REQUIREMENTS → Show all lines of the listing that hold the word "this".

SOURCE MATERIAL →

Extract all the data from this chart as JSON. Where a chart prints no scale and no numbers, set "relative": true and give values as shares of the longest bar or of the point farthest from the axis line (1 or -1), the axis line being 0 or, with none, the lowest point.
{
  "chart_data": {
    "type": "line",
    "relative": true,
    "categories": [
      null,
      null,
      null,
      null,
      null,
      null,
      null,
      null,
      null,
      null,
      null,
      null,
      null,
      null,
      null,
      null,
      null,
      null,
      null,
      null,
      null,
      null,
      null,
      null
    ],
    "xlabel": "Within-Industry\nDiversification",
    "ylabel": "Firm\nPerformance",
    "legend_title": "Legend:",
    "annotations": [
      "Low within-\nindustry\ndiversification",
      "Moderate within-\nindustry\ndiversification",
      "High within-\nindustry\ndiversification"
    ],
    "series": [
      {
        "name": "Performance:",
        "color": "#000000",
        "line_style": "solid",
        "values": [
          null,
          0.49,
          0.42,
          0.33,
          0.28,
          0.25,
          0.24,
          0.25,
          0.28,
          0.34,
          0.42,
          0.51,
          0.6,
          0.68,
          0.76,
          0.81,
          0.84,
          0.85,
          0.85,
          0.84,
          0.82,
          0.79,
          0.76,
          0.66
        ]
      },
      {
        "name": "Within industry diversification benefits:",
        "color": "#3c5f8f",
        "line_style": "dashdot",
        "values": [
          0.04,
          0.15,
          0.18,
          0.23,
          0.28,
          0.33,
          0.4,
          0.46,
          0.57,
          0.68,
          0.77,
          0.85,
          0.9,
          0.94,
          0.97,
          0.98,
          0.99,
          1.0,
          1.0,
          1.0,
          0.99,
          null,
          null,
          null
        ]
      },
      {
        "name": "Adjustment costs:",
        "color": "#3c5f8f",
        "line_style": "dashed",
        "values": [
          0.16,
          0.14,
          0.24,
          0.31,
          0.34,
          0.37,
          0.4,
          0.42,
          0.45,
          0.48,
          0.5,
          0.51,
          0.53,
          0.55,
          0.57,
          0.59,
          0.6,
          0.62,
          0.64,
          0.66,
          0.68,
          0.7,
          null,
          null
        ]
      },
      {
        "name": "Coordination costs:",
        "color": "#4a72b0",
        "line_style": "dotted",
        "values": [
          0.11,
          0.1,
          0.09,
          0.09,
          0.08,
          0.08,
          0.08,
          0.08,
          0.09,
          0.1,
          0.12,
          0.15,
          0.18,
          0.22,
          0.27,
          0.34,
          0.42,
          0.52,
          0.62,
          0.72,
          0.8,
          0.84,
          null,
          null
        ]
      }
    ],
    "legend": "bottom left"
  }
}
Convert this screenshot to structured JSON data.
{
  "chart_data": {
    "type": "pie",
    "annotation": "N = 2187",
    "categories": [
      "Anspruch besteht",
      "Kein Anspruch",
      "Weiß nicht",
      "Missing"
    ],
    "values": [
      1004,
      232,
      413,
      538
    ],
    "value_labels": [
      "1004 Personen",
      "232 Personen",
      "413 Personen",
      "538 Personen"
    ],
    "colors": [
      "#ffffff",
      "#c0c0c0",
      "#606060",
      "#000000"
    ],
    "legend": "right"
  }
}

RIGHT ANSWER →
Extract all the data from this chart as JSON. Where a chart prints no scale and no numbers, set "relative": true and give values as shares of the longest bar or of the point farthest from the axis line (1 or -1), the axis line being 0 or, with none, the lowest point.
Convert this screenshot to structured JSON data.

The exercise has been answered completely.